# THE TASK:
Filter the records below for the word "Extract". Copy each line that holds it.

# RECORD EXCERPTS:
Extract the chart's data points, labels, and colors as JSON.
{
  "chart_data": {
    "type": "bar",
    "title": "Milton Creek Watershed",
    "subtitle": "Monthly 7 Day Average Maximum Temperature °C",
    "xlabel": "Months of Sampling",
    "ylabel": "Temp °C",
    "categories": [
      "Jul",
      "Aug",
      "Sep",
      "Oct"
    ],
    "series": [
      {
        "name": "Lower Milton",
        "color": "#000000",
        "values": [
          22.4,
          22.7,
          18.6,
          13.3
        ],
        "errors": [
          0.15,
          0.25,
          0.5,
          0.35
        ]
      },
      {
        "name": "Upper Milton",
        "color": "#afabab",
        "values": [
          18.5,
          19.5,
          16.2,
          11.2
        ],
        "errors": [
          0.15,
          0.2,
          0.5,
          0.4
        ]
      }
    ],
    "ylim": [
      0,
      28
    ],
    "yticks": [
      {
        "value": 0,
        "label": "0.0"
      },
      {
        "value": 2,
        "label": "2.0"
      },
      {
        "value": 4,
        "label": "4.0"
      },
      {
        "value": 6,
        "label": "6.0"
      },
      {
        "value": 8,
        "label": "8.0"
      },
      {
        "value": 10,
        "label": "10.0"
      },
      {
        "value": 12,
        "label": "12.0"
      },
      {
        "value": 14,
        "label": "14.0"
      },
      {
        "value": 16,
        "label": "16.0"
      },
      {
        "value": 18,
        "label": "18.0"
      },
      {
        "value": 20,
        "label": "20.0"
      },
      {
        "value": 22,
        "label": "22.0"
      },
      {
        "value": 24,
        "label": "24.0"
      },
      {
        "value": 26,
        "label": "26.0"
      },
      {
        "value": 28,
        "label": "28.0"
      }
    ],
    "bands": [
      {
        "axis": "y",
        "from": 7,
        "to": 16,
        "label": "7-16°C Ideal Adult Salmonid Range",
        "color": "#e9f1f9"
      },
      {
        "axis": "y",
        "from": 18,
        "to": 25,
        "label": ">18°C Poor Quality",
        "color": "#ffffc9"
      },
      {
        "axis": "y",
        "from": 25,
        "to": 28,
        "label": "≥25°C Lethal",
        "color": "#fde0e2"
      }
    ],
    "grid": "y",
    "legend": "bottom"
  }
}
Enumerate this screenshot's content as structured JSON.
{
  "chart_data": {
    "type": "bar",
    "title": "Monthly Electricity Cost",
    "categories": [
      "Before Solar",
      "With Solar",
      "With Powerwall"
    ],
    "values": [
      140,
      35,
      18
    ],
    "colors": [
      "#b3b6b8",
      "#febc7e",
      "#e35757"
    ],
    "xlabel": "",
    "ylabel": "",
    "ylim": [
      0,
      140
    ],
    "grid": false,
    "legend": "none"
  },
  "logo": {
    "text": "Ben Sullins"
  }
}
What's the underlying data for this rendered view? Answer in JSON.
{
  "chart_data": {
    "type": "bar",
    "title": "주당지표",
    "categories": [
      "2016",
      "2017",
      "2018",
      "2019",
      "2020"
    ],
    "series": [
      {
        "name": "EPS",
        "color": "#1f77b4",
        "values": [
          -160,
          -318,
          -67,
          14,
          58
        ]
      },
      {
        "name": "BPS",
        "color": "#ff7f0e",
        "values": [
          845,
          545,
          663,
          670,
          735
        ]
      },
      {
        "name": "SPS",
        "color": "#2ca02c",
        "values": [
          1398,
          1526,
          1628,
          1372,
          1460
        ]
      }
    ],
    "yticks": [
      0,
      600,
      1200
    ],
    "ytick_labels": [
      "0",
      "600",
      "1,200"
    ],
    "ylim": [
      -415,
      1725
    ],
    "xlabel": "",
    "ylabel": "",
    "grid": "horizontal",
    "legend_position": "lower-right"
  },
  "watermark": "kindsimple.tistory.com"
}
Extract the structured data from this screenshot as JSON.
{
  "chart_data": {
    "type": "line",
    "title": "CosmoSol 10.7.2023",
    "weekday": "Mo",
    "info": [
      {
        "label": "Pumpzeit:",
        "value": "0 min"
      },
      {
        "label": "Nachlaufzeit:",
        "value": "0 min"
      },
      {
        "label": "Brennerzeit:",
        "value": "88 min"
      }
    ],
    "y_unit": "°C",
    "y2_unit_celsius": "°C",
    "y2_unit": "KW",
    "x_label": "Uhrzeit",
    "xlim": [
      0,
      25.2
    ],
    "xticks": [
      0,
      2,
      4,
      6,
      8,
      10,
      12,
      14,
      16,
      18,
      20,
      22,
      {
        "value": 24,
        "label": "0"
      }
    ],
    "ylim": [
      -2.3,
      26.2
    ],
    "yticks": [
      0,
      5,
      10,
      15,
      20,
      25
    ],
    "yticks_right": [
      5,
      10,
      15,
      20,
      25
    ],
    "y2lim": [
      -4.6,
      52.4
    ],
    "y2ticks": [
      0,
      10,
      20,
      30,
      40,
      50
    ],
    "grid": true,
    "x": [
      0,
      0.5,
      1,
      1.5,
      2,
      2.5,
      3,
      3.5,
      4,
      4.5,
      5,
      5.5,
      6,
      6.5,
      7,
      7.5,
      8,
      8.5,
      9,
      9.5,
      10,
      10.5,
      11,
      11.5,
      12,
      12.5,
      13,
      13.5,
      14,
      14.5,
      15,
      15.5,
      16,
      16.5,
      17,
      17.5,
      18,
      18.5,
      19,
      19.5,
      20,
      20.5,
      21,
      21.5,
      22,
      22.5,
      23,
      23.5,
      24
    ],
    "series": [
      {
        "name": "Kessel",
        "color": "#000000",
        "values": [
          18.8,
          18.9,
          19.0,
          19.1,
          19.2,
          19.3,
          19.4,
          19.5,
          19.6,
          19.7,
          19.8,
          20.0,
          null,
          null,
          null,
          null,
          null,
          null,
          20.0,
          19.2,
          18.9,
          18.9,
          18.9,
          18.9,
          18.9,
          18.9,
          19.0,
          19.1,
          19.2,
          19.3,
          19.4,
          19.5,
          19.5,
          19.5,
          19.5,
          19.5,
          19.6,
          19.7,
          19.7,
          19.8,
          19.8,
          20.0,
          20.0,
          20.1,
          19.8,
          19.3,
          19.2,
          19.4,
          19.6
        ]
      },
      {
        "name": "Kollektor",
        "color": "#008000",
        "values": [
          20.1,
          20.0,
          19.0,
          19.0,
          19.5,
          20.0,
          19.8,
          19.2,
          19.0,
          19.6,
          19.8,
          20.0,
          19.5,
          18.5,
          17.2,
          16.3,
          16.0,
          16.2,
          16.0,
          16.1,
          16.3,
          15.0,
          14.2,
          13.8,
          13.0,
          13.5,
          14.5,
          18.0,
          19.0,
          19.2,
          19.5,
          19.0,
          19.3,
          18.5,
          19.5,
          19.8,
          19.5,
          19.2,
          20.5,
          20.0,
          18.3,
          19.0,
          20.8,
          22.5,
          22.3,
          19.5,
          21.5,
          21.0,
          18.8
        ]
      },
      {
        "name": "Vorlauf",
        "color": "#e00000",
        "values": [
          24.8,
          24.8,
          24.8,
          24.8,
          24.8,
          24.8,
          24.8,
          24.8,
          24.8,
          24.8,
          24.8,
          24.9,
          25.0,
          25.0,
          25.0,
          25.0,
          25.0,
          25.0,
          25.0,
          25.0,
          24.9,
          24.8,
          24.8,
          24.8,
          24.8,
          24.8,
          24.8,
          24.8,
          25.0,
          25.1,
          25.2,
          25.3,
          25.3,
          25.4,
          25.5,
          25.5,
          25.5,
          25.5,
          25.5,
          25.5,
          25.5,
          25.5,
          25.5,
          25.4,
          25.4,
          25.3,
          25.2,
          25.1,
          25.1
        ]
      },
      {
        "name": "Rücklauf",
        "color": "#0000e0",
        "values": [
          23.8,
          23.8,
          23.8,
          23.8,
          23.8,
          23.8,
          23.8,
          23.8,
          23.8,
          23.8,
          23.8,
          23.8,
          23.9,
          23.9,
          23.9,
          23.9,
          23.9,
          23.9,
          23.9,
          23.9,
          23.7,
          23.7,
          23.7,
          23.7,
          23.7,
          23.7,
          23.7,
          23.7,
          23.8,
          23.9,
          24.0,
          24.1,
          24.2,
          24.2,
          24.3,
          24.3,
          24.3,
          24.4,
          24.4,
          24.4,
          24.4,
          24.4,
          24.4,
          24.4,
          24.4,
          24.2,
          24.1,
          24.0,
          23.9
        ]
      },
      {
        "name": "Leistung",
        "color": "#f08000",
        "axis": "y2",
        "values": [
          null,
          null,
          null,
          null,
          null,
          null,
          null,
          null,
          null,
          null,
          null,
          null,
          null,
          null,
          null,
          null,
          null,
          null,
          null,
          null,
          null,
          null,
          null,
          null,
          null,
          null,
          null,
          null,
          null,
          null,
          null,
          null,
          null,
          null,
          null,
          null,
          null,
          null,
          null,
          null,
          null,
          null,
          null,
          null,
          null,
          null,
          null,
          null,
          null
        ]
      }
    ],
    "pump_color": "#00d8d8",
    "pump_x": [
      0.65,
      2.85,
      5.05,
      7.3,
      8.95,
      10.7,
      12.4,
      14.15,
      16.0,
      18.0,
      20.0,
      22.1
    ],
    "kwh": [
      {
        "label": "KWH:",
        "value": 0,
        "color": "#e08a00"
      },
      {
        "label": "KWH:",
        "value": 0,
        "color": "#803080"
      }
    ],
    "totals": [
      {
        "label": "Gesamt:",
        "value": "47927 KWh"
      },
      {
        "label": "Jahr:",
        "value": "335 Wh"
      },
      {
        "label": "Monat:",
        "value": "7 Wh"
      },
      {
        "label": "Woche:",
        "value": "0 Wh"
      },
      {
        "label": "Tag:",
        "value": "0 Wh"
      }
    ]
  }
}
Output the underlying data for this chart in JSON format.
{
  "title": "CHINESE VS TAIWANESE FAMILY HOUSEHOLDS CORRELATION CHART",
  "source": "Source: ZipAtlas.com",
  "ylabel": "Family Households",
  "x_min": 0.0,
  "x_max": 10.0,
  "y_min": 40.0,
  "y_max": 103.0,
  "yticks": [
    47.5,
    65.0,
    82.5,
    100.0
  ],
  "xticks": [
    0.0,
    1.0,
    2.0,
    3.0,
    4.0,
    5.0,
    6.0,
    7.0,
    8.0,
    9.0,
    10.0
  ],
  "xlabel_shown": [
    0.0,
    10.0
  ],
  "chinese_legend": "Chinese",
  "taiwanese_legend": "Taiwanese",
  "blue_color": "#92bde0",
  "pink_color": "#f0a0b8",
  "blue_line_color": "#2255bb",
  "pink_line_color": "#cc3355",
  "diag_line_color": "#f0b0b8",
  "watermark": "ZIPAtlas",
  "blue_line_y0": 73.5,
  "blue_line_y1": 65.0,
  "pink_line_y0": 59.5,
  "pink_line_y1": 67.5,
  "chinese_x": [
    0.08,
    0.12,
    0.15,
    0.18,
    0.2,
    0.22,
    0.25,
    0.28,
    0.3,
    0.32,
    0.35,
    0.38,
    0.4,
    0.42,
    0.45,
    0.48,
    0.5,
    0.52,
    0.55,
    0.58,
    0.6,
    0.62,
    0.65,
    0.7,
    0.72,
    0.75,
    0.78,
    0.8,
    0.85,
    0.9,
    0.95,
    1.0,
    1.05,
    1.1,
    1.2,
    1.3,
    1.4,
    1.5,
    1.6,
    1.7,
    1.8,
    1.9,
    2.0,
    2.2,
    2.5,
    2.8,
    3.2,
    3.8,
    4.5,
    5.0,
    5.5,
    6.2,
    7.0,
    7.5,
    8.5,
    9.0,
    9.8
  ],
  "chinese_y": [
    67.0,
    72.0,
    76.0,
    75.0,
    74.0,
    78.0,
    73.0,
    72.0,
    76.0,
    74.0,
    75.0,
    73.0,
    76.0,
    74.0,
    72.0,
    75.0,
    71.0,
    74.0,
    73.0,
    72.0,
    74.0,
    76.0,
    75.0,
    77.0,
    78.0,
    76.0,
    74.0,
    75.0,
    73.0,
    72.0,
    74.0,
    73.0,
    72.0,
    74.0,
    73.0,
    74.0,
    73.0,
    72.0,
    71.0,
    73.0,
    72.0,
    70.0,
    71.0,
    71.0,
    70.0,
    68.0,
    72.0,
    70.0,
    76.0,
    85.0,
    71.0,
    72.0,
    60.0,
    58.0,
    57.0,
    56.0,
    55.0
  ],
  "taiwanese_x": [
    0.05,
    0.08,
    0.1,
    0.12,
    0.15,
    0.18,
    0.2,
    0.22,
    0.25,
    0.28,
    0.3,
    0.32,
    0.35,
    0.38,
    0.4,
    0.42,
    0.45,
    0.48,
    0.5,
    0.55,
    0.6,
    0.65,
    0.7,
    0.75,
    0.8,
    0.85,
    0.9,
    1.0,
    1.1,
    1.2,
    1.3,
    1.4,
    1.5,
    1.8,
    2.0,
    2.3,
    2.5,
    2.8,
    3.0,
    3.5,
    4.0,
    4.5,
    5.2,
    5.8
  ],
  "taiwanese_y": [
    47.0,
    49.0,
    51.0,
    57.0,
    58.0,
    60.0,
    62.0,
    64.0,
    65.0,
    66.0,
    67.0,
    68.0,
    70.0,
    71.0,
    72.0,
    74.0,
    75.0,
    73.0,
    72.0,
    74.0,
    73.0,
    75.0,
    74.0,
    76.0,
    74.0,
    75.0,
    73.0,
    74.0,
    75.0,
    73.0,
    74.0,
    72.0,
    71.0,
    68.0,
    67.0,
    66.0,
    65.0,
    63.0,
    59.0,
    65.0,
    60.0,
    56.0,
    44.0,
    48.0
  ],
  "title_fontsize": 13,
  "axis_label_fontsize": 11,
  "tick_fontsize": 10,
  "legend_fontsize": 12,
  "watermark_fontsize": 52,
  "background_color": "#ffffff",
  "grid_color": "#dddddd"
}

# RESPONSE TO THIS EXERCISE:
Extract the chart's data points, labels, and colors as JSON.
Extract the structured data from this screenshot as JSON.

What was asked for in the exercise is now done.